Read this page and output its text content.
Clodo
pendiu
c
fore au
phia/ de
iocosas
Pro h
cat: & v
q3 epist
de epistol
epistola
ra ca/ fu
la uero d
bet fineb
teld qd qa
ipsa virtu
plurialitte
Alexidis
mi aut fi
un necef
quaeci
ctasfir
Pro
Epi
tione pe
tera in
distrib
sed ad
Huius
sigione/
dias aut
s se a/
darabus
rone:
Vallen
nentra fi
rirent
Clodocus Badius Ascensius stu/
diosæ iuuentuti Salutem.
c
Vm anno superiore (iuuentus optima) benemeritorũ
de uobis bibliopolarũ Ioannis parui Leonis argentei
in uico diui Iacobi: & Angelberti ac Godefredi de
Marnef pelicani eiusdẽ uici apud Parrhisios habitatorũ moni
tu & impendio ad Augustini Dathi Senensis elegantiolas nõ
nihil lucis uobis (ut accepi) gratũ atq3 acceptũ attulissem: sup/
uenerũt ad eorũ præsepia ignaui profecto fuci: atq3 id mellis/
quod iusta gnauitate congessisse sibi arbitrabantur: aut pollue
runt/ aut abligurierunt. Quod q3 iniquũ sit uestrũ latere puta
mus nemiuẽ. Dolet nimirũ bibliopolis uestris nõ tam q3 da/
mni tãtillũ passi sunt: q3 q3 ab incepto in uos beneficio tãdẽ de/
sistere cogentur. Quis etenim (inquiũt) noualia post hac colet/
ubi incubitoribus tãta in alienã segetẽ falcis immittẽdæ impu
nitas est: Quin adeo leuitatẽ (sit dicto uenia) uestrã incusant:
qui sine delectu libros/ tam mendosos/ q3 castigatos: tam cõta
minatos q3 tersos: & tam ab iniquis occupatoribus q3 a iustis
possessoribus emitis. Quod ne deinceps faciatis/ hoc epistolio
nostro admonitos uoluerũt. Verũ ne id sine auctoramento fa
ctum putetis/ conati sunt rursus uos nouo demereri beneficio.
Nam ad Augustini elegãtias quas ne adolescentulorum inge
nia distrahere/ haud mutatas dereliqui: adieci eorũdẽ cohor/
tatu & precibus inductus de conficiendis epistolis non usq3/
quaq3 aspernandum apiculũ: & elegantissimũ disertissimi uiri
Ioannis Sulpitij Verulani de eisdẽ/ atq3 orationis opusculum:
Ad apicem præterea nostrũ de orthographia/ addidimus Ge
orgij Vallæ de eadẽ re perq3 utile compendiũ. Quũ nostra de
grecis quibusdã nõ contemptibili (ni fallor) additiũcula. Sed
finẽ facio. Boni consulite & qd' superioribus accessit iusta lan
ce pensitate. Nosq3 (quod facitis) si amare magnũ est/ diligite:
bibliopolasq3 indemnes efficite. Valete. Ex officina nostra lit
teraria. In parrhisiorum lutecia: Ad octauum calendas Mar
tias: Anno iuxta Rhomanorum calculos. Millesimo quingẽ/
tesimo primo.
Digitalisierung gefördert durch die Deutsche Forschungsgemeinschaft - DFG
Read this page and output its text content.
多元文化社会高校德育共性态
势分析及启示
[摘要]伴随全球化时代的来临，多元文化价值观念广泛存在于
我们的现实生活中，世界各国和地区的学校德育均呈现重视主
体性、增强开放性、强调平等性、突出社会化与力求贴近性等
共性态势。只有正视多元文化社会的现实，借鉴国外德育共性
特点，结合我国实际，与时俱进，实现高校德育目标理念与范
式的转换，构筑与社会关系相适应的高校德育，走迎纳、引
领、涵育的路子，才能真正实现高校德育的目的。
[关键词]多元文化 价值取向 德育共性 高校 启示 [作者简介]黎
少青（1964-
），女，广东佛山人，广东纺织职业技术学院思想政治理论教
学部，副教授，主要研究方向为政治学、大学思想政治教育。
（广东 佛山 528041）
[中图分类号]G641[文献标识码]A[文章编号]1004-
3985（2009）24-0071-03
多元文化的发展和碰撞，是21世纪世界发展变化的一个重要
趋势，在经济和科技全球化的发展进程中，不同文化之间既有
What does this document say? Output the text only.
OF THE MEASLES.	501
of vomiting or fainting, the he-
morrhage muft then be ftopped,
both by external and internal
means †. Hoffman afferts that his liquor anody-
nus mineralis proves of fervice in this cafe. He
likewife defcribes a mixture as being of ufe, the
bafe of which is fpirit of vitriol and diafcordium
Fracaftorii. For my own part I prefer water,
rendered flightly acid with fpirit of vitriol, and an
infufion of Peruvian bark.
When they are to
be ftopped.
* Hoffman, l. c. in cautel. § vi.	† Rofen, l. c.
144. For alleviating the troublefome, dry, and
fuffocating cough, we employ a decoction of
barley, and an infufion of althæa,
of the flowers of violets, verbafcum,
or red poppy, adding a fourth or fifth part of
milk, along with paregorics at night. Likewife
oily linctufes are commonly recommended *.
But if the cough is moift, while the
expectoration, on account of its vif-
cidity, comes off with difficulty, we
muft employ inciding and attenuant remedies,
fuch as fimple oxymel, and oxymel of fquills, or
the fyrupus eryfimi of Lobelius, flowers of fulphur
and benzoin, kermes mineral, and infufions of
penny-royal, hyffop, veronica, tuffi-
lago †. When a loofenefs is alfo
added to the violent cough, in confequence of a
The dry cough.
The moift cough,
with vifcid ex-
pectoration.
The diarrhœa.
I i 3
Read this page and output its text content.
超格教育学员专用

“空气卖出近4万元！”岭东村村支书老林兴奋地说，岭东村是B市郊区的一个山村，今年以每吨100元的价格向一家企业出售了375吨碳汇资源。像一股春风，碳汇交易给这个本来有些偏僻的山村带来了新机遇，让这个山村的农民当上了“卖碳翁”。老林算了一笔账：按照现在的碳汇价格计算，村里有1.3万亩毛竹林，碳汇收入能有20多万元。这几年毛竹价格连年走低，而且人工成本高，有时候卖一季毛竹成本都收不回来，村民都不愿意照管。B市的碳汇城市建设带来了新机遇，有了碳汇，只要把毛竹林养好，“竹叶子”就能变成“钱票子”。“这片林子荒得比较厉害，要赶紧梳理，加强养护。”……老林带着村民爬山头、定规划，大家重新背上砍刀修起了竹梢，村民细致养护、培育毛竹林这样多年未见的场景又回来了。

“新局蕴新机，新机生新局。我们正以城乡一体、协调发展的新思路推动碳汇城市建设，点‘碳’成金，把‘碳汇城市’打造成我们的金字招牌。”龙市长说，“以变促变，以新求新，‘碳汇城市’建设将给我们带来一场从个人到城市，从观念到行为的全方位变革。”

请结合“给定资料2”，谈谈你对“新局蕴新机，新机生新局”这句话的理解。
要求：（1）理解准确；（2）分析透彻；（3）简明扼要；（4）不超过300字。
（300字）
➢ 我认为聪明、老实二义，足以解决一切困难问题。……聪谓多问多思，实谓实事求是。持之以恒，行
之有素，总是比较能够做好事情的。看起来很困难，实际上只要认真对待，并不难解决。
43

----

→ **TASK TO CARRY OUT**
Copy every line of the records word for word.

→ **ANSWER TO THIS EXERCISE**
Read this page and output its text content.
Clodo
pendiu
c
fore au
phia/ de
iocosas
Pro h
cat: & v
q3 epist
de epistol
epistola
ra ca/ fu
la uero d
bet fineb
teld qd qa
ipsa virtu
plurialitte
Alexidis
mi aut fi
un necef
quaeci
ctasfir
Pro
Epi
tione pe
tera in
distrib
sed ad
Huius
sigione/
dias aut
s se a/
darabus
rone:
Vallen
nentra fi
rirent
Clodocus Badius Ascensius stu/
diosæ iuuentuti Salutem.
c
Vm anno superiore (iuuentus optima) benemeritorũ
de uobis bibliopolarũ Ioannis parui Leonis argentei
in uico diui Iacobi: & Angelberti ac Godefredi de
Marnef pelicani eiusdẽ uici apud Parrhisios habitatorũ moni
tu & impendio ad Augustini Dathi Senensis elegantiolas nõ
nihil lucis uobis (ut accepi) gratũ atq3 acceptũ attulissem: sup/
uenerũt ad eorũ præsepia ignaui profecto fuci: atq3 id mellis/
quod iusta gnauitate congessisse sibi arbitrabantur: aut pollue
runt/ aut abligurierunt. Quod q3 iniquũ sit uestrũ latere puta
mus nemiuẽ. Dolet nimirũ bibliopolis uestris nõ tam q3 da/
mni tãtillũ passi sunt: q3 q3 ab incepto in uos beneficio tãdẽ de/
sistere cogentur. Quis etenim (inquiũt) noualia post hac colet/
ubi incubitoribus tãta in alienã segetẽ falcis immittẽdæ impu
nitas est: Quin adeo leuitatẽ (sit dicto uenia) uestrã incusant:
qui sine delectu libros/ tam mendosos/ q3 castigatos: tam cõta
minatos q3 tersos: & tam ab iniquis occupatoribus q3 a iustis
possessoribus emitis. Quod ne deinceps faciatis/ hoc epistolio
nostro admonitos uoluerũt. Verũ ne id sine auctoramento fa
ctum putetis/ conati sunt rursus uos nouo demereri beneficio.
Nam ad Augustini elegãtias quas ne adolescentulorum inge
nia distrahere/ haud mutatas dereliqui: adieci eorũdẽ cohor/
tatu & precibus inductus de conficiendis epistolis non usq3/
quaq3 aspernandum apiculũ: & elegantissimũ disertissimi uiri
Ioannis Sulpitij Verulani de eisdẽ/ atq3 orationis opusculum:
Ad apicem præterea nostrũ de orthographia/ addidimus Ge
orgij Vallæ de eadẽ re perq3 utile compendiũ. Quũ nostra de
grecis quibusdã nõ contemptibili (ni fallor) additiũcula. Sed
finẽ facio. Boni consulite & qd' superioribus accessit iusta lan
ce pensitate. Nosq3 (quod facitis) si amare magnũ est/ diligite:
bibliopolasq3 indemnes efficite. Valete. Ex officina nostra lit
teraria. In parrhisiorum lutecia: Ad octauum calendas Mar
tias: Anno iuxta Rhomanorum calculos. Millesimo quingẽ/
tesimo primo.
Digitalisierung gefördert durch die Deutsche Forschungsgemeinschaft - DFG
Read this page and output its text content.
多元文化社会高校德育共性态
势分析及启示
[摘要]伴随全球化时代的来临，多元文化价值观念广泛存在于
我们的现实生活中，世界各国和地区的学校德育均呈现重视主
体性、增强开放性、强调平等性、突出社会化与力求贴近性等
共性态势。只有正视多元文化社会的现实，借鉴国外德育共性
特点，结合我国实际，与时俱进，实现高校德育目标理念与范
式的转换，构筑与社会关系相适应的高校德育，走迎纳、引
领、涵育的路子，才能真正实现高校德育的目的。
[关键词]多元文化 价值取向 德育共性 高校 启示 [作者简介]黎
少青（1964-
），女，广东佛山人，广东纺织职业技术学院思想政治理论教
学部，副教授，主要研究方向为政治学、大学思想政治教育。
（广东 佛山 528041）
[中图分类号]G641[文献标识码]A[文章编号]1004-
3985（2009）24-0071-03
多元文化的发展和碰撞，是21世纪世界发展变化的一个重要
趋势，在经济和科技全球化的发展进程中，不同文化之间既有
What does this document say? Output the text only.
OF THE MEASLES.	501
of vomiting or fainting, the he-
morrhage muft then be ftopped,
both by external and internal
means †. Hoffman afferts that his liquor anody-
nus mineralis proves of fervice in this cafe. He
likewife defcribes a mixture as being of ufe, the
bafe of which is fpirit of vitriol and diafcordium
Fracaftorii. For my own part I prefer water,
rendered flightly acid with fpirit of vitriol, and an
infufion of Peruvian bark.
When they are to
be ftopped.
* Hoffman, l. c. in cautel. § vi.	† Rofen, l. c.
144. For alleviating the troublefome, dry, and
fuffocating cough, we employ a decoction of
barley, and an infufion of althæa,
of the flowers of violets, verbafcum,
or red poppy, adding a fourth or fifth part of
milk, along with paregorics at night. Likewife
oily linctufes are commonly recommended *.
But if the cough is moift, while the
expectoration, on account of its vif-
cidity, comes off with difficulty, we
muft employ inciding and attenuant remedies,
fuch as fimple oxymel, and oxymel of fquills, or
the fyrupus eryfimi of Lobelius, flowers of fulphur
and benzoin, kermes mineral, and infufions of
penny-royal, hyffop, veronica, tuffi-
lago †. When a loofenefs is alfo
added to the violent cough, in confequence of a
The dry cough.
The moift cough,
with vifcid ex-
pectoration.
The diarrhœa.
I i 3
Read this page and output its text content.
超格教育学员专用

“空气卖出近4万元！”岭东村村支书老林兴奋地说，岭东村是B市郊区的一个山村，今年以每吨100元的价格向一家企业出售了375吨碳汇资源。像一股春风，碳汇交易给这个本来有些偏僻的山村带来了新机遇，让这个山村的农民当上了“卖碳翁”。老林算了一笔账：按照现在的碳汇价格计算，村里有1.3万亩毛竹林，碳汇收入能有20多万元。这几年毛竹价格连年走低，而且人工成本高，有时候卖一季毛竹成本都收不回来，村民都不愿意照管。B市的碳汇城市建设带来了新机遇，有了碳汇，只要把毛竹林养好，“竹叶子”就能变成“钱票子”。“这片林子荒得比较厉害，要赶紧梳理，加强养护。”……老林带着村民爬山头、定规划，大家重新背上砍刀修起了竹梢，村民细致养护、培育毛竹林这样多年未见的场景又回来了。

“新局蕴新机，新机生新局。我们正以城乡一体、协调发展的新思路推动碳汇城市建设，点‘碳’成金，把‘碳汇城市’打造成我们的金字招牌。”龙市长说，“以变促变，以新求新，‘碳汇城市’建设将给我们带来一场从个人到城市，从观念到行为的全方位变革。”

请结合“给定资料2”，谈谈你对“新局蕴新机，新机生新局”这句话的理解。
要求：（1）理解准确；（2）分析透彻；（3）简明扼要；（4）不超过300字。
（300字）
➢ 我认为聪明、老实二义，足以解决一切困难问题。……聪谓多问多思，实谓实事求是。持之以恒，行
之有素，总是比较能够做好事情的。看起来很困难，实际上只要认真对待，并不难解决。
43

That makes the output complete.